» **ENTRIES SHOWN**:
▽

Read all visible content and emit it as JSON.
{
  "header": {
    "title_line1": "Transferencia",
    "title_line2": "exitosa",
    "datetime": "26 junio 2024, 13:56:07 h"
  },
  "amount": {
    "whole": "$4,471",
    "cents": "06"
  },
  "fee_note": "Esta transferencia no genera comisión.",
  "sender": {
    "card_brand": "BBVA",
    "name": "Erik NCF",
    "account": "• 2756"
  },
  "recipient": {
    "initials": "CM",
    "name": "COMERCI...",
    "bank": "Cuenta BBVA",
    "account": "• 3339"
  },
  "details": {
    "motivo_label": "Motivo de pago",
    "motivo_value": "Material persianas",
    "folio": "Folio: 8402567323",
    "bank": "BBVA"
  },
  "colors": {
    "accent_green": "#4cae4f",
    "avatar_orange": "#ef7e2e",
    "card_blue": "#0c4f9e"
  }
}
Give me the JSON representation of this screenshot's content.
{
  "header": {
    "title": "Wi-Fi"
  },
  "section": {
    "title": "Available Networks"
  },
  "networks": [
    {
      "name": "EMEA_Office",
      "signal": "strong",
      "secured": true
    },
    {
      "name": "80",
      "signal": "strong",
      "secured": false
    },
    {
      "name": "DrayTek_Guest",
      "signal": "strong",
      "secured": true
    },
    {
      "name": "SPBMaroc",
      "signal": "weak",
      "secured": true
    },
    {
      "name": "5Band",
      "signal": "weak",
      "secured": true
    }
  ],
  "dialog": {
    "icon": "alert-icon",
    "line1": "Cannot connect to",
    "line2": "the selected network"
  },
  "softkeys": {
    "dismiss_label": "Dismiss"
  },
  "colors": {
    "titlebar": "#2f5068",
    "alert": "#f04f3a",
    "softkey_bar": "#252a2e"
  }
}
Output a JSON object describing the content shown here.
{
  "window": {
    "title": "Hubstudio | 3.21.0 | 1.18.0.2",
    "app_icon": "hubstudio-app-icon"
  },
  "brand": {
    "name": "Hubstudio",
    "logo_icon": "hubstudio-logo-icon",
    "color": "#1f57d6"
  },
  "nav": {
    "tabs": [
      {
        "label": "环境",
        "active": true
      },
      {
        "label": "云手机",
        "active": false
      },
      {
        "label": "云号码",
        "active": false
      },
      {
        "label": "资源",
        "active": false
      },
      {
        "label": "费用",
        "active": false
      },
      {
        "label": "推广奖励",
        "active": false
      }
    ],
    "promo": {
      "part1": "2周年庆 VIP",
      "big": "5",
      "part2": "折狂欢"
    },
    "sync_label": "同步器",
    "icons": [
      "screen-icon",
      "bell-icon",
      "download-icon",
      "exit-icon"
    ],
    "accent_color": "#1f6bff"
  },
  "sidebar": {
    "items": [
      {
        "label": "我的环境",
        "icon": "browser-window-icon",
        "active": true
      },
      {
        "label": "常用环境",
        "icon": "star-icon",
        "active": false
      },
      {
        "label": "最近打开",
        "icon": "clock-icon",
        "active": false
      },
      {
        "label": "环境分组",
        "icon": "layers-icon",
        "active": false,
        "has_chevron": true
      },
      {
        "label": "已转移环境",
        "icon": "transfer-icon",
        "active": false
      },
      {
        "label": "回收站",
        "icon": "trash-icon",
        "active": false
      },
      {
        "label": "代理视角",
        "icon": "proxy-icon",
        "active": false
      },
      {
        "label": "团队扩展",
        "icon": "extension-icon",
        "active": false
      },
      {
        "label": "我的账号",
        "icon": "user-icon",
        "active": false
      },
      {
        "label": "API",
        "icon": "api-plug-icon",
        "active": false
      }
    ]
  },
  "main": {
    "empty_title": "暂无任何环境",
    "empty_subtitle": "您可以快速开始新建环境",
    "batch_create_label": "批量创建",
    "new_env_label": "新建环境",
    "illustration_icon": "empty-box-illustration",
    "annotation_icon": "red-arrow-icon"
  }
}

△
▽

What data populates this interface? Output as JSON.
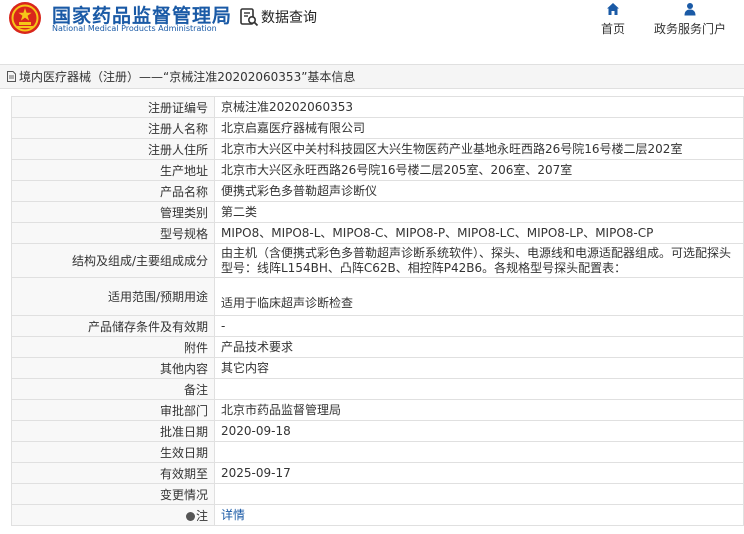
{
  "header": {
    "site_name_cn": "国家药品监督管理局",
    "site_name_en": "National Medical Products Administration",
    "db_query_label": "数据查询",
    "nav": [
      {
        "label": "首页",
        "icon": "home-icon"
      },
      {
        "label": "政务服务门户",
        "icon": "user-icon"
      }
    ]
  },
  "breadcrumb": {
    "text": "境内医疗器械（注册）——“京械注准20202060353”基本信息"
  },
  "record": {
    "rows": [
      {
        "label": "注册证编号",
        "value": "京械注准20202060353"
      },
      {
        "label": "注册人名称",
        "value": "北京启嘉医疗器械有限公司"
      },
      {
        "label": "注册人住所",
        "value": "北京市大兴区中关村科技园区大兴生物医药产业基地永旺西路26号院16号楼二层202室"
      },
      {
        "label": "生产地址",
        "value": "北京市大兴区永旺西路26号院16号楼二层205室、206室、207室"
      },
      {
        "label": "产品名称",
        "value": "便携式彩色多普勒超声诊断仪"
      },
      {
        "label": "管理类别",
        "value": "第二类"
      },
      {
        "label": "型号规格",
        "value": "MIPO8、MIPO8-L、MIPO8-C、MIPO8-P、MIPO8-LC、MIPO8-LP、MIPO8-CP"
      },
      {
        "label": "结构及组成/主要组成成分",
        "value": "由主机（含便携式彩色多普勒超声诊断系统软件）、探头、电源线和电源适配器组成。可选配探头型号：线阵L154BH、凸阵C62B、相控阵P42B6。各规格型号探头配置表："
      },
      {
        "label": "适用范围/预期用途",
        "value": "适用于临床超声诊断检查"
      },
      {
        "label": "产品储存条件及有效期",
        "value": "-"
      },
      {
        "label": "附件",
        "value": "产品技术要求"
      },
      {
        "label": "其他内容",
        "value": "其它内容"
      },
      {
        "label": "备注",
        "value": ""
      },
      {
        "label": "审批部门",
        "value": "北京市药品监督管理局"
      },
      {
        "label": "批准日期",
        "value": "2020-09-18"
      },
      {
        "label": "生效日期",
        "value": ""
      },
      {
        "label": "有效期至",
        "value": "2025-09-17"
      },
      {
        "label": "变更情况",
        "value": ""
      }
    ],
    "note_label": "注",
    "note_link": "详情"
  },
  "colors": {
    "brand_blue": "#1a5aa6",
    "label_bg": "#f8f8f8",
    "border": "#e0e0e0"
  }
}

△

» **DO THIS**:
Gather all the lines that include the word "Output" and copy them out.

» **IN RESPONSE**:
Output a JSON object describing the content shown here.
What data populates this interface? Output as JSON.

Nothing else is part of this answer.